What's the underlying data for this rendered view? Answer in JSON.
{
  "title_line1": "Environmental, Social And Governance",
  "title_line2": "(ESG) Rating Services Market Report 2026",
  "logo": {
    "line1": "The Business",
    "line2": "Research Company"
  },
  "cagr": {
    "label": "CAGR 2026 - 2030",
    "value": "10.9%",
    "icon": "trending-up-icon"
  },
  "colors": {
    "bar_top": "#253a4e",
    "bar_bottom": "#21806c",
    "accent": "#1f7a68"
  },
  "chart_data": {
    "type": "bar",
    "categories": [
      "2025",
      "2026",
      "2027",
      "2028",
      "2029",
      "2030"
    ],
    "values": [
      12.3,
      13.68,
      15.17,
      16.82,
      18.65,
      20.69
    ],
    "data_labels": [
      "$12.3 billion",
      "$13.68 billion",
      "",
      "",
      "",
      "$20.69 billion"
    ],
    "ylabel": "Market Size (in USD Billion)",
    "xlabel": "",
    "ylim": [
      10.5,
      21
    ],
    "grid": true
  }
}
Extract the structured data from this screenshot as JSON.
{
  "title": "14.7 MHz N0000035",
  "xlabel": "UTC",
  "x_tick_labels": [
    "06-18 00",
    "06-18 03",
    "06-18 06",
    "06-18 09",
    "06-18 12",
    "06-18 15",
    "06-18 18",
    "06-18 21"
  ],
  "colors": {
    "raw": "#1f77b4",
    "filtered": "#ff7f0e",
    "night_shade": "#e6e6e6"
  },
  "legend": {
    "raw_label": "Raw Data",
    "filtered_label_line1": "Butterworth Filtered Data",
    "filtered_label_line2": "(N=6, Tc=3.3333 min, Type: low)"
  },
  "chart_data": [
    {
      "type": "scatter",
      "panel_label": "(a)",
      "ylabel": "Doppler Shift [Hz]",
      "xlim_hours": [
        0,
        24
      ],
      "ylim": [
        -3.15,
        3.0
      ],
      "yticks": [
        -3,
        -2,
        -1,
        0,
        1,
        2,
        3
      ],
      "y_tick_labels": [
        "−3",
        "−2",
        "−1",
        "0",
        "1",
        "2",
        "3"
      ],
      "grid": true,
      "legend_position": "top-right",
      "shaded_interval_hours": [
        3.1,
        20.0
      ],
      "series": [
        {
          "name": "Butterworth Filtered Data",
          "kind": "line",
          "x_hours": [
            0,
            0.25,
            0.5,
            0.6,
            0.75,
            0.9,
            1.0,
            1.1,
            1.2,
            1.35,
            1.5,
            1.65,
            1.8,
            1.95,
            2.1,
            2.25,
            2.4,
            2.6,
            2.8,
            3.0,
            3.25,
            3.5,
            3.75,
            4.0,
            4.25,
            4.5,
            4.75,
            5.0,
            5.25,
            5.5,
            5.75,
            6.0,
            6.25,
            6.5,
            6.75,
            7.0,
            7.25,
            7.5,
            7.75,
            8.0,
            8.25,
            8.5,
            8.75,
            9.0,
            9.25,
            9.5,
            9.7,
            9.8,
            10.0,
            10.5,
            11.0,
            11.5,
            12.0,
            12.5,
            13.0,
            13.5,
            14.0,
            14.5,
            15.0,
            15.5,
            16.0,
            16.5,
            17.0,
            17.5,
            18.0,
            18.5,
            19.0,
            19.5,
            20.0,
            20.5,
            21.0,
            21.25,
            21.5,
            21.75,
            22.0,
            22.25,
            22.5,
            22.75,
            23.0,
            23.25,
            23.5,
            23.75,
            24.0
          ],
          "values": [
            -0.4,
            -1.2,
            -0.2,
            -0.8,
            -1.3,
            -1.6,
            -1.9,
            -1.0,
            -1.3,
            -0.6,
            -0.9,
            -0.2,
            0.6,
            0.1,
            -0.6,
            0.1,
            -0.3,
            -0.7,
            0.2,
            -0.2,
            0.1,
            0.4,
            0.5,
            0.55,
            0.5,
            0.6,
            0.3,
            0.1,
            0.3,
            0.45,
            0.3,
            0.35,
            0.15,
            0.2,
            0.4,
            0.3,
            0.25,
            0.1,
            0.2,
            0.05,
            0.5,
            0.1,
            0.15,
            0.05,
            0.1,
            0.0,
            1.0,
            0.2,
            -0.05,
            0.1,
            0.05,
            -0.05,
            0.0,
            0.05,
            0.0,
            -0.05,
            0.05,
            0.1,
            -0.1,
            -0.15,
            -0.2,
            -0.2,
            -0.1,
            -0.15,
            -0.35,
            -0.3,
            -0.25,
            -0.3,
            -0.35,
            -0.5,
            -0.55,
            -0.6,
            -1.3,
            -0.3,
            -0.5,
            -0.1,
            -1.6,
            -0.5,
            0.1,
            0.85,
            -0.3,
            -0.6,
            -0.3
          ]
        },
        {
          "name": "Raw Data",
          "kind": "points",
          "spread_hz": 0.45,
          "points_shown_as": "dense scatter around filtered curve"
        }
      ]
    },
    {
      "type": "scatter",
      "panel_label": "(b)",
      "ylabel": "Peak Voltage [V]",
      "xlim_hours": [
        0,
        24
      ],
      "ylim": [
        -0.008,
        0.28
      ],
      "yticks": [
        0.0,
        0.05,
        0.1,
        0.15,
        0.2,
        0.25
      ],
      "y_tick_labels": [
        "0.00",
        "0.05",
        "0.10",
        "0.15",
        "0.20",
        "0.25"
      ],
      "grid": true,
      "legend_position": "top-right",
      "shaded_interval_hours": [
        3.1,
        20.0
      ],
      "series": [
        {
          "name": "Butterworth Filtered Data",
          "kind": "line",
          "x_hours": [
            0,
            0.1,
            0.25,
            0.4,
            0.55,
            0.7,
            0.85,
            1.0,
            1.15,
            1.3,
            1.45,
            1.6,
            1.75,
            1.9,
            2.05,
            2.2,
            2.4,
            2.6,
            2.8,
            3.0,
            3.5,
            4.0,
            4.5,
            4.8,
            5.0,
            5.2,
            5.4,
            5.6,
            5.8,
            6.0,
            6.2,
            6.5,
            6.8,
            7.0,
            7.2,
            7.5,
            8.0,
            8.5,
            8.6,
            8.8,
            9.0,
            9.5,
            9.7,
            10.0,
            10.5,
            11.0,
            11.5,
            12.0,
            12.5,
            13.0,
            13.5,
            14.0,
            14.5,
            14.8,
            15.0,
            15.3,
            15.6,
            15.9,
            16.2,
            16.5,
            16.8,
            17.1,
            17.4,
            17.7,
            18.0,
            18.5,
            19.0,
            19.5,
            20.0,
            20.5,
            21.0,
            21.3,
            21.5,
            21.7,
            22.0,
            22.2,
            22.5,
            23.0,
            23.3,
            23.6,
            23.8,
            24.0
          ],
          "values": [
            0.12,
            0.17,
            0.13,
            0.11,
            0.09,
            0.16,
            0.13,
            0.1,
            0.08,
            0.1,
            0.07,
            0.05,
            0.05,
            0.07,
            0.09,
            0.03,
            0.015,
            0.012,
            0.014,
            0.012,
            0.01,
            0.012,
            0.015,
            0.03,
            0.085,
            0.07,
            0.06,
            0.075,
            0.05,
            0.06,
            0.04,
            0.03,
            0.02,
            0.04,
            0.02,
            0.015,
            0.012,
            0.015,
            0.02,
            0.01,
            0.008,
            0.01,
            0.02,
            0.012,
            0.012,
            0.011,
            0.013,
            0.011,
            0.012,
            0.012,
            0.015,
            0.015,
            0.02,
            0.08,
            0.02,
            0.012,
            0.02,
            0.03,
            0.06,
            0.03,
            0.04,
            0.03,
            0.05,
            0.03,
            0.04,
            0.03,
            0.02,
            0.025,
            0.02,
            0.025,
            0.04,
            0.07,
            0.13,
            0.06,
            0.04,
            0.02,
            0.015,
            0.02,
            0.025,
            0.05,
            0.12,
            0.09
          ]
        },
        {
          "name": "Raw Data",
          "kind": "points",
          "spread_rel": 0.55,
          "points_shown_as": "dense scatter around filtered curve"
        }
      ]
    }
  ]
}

● **Work instructions**: Filter the entries and copy out every line with the word "ylabel".

● **Response**:
    "ylabel": "Market Size (in USD Billion)",
      "ylabel": "Doppler Shift [Hz]",
      "ylabel": "Peak Voltage [V]",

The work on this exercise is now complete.